Please say how many lines of the listing hold "shown", with no other words in the answer.

- - -

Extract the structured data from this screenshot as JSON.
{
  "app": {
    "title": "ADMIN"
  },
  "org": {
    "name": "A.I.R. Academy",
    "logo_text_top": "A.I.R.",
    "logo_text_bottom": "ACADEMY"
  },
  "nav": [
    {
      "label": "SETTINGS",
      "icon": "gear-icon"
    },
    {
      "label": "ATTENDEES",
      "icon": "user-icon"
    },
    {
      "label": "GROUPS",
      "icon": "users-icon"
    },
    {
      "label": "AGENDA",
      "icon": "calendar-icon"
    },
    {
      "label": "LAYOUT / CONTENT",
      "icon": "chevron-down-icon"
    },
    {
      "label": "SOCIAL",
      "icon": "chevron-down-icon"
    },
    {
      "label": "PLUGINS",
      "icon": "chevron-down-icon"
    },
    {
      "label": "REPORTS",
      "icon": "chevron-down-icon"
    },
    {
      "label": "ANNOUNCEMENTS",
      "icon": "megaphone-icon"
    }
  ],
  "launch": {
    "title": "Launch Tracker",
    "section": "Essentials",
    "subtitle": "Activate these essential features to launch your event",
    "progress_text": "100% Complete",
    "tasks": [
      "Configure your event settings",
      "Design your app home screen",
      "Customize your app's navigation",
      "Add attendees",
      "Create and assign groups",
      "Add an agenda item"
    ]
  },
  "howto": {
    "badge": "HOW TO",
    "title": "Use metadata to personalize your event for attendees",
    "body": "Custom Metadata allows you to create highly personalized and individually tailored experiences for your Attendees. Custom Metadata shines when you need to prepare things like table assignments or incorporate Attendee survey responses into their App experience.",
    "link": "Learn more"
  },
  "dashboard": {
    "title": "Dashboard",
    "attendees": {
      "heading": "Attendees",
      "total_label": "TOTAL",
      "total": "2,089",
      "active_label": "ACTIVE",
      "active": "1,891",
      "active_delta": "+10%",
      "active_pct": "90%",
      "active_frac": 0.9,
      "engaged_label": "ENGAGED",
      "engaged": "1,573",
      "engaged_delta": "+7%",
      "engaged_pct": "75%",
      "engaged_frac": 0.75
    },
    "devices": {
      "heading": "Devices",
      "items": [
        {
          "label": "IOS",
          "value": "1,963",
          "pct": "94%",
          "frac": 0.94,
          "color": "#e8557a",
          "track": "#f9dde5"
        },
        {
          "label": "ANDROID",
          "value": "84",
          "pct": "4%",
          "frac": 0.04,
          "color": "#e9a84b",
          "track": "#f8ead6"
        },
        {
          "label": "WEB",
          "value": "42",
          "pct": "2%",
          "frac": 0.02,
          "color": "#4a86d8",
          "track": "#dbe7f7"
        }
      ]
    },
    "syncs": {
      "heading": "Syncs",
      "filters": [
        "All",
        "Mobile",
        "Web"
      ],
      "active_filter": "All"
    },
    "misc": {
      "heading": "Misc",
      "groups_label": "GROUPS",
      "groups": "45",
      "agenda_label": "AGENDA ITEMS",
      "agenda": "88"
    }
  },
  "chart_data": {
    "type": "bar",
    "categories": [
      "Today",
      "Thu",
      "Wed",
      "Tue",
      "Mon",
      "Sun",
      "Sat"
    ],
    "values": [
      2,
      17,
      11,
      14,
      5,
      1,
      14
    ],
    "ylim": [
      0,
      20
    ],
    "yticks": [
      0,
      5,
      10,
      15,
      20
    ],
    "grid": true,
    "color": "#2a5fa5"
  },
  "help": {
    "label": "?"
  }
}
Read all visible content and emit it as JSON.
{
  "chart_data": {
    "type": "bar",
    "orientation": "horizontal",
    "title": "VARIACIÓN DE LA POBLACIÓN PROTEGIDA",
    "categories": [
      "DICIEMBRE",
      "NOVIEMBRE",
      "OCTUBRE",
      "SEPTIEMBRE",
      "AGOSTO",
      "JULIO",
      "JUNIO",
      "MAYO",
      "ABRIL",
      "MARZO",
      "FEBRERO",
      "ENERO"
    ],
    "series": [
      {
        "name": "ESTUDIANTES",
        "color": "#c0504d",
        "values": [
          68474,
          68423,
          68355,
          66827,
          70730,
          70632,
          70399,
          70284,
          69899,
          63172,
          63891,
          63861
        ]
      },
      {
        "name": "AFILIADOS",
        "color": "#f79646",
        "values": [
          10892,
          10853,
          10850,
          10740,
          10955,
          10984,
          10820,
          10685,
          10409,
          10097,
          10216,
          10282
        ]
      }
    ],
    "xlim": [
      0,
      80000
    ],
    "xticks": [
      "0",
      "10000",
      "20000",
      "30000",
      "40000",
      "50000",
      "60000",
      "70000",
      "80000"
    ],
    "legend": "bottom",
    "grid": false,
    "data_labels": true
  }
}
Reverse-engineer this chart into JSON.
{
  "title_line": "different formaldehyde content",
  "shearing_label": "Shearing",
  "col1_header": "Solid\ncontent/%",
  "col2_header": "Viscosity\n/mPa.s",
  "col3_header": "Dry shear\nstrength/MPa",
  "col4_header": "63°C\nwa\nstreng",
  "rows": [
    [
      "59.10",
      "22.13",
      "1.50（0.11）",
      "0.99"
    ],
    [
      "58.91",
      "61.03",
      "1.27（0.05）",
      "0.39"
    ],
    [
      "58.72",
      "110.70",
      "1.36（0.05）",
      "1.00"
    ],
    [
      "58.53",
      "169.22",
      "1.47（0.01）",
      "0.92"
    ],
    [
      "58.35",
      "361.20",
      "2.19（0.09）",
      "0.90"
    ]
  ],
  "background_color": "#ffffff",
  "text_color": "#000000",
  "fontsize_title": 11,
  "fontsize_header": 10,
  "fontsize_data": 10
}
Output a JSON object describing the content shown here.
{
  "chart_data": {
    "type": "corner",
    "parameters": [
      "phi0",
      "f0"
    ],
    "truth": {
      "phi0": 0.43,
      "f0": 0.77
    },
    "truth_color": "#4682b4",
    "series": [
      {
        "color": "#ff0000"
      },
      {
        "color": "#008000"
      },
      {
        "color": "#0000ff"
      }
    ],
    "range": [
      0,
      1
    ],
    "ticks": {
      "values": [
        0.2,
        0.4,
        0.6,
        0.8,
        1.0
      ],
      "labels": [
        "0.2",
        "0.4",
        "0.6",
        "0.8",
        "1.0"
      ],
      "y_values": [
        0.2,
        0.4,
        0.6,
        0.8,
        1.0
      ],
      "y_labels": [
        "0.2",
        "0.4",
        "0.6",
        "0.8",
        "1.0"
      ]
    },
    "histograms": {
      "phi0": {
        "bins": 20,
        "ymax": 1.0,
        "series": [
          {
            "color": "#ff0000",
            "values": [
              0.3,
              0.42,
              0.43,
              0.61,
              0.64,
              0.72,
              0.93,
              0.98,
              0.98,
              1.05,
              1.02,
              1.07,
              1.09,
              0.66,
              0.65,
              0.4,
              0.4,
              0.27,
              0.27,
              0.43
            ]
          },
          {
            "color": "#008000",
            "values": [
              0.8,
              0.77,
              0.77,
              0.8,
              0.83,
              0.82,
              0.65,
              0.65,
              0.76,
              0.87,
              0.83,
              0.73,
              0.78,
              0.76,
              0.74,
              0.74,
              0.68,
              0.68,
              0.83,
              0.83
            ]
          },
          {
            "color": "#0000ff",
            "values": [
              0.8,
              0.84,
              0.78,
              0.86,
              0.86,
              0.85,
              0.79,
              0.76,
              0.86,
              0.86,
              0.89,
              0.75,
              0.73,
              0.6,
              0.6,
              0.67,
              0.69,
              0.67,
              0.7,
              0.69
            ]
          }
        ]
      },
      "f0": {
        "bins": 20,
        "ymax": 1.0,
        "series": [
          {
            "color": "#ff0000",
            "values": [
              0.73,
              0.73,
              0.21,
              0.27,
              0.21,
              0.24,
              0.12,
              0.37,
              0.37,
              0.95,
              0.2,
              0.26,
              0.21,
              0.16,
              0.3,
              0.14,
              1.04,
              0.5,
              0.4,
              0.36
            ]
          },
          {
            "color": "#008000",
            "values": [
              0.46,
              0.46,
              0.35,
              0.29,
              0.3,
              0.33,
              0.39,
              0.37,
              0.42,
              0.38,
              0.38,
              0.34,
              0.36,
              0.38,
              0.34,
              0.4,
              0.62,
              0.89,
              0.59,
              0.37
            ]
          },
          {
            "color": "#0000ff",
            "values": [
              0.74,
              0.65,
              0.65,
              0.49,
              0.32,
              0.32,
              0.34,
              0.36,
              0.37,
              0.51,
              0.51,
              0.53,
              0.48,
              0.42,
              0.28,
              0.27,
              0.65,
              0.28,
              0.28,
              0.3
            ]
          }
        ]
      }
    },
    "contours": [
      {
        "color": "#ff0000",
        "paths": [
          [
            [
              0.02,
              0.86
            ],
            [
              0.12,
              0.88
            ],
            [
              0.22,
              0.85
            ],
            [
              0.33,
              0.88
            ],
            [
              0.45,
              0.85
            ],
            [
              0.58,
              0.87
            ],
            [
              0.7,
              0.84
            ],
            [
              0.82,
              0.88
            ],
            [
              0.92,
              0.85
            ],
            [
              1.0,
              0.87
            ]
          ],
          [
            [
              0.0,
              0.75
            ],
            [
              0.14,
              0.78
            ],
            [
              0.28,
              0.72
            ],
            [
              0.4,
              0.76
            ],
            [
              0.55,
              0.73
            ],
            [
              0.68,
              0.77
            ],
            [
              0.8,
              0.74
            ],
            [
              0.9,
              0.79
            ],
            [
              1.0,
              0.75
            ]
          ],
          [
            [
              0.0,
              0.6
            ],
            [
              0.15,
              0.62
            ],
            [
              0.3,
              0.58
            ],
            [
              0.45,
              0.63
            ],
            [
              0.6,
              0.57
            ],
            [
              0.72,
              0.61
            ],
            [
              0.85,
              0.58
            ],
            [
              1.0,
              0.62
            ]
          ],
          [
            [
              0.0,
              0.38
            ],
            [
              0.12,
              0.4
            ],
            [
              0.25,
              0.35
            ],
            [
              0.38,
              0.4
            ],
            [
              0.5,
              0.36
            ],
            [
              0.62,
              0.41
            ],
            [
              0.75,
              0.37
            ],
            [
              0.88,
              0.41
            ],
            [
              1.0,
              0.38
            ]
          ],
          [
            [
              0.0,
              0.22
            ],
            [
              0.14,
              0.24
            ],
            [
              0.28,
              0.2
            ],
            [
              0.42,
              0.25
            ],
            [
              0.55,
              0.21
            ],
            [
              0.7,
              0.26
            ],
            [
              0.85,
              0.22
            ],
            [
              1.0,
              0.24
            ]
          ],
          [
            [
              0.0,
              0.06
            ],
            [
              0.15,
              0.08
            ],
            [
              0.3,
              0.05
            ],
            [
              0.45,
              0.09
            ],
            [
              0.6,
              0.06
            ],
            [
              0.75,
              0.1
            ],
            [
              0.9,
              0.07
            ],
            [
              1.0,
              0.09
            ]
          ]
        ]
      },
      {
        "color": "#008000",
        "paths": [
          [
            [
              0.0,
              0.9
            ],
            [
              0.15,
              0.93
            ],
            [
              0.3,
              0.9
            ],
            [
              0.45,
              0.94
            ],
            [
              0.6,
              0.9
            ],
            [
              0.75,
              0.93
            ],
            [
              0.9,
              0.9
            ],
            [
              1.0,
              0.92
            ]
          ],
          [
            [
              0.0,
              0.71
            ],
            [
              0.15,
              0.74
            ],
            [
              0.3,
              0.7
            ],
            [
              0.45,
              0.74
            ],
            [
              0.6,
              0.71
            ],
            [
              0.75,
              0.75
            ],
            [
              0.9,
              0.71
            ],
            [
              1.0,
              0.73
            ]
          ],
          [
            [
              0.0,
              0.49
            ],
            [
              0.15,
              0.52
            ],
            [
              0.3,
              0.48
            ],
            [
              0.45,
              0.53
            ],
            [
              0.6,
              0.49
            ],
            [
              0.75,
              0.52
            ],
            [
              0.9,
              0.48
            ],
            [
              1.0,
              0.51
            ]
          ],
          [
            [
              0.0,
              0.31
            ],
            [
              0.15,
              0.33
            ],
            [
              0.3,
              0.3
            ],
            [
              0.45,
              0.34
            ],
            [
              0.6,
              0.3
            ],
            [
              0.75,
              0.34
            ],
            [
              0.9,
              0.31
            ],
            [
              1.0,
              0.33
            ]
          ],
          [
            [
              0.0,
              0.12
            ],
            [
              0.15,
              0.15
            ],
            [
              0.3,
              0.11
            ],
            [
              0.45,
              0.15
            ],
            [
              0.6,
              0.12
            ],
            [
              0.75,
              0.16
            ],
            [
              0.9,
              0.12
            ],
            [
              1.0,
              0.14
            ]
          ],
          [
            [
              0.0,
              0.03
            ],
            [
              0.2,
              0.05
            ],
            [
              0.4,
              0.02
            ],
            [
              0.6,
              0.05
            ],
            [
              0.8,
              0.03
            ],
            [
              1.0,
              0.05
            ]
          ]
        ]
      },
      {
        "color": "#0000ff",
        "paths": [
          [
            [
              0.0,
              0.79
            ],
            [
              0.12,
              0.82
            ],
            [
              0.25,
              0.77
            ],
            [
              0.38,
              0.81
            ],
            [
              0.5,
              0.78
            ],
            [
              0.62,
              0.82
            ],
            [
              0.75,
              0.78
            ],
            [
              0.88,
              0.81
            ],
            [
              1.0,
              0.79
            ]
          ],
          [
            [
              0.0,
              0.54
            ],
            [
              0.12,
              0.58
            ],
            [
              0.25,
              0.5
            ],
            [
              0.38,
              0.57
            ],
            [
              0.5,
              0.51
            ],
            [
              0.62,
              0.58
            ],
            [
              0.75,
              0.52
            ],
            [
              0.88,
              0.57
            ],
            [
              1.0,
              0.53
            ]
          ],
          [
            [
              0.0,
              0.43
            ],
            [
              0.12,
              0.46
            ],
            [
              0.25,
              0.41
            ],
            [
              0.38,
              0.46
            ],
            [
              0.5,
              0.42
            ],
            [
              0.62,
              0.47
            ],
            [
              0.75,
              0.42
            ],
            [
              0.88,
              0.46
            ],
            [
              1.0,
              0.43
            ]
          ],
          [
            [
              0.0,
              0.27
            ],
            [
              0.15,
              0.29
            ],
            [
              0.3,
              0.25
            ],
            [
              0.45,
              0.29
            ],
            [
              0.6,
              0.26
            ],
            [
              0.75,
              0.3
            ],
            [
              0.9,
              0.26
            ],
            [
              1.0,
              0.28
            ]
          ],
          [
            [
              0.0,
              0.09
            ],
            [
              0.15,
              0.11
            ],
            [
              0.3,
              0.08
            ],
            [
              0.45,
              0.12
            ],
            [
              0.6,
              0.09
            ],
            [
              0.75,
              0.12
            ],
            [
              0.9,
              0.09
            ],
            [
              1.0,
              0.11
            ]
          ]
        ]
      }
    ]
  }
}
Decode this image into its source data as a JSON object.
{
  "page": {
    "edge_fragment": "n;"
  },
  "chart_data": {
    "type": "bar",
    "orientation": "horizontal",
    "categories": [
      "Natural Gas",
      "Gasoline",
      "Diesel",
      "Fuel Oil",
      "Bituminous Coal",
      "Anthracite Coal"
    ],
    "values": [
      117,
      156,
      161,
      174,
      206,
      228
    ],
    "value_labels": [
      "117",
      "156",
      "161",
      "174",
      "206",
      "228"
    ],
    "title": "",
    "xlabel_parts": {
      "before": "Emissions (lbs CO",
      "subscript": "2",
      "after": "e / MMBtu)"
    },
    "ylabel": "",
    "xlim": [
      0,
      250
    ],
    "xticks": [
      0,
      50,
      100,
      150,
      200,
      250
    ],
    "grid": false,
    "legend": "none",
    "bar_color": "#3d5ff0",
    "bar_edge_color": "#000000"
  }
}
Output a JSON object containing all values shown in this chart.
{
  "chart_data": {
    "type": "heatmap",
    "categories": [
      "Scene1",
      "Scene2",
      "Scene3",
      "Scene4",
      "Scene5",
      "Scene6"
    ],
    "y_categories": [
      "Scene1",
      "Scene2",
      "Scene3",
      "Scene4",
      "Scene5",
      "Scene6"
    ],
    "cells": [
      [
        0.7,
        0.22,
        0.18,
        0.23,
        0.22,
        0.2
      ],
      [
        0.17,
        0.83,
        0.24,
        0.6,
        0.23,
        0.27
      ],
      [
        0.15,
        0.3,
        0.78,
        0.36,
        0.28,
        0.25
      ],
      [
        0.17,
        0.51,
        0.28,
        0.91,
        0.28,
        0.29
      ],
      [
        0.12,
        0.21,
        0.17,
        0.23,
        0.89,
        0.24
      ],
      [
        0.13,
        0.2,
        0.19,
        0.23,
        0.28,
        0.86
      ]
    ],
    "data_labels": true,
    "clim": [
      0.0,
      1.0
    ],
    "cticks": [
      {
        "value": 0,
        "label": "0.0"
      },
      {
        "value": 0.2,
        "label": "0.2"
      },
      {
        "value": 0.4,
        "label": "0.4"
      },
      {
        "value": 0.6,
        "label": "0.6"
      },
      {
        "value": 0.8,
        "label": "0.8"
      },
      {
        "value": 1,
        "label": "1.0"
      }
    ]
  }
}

- - -

EXPECTED ANSWER – 2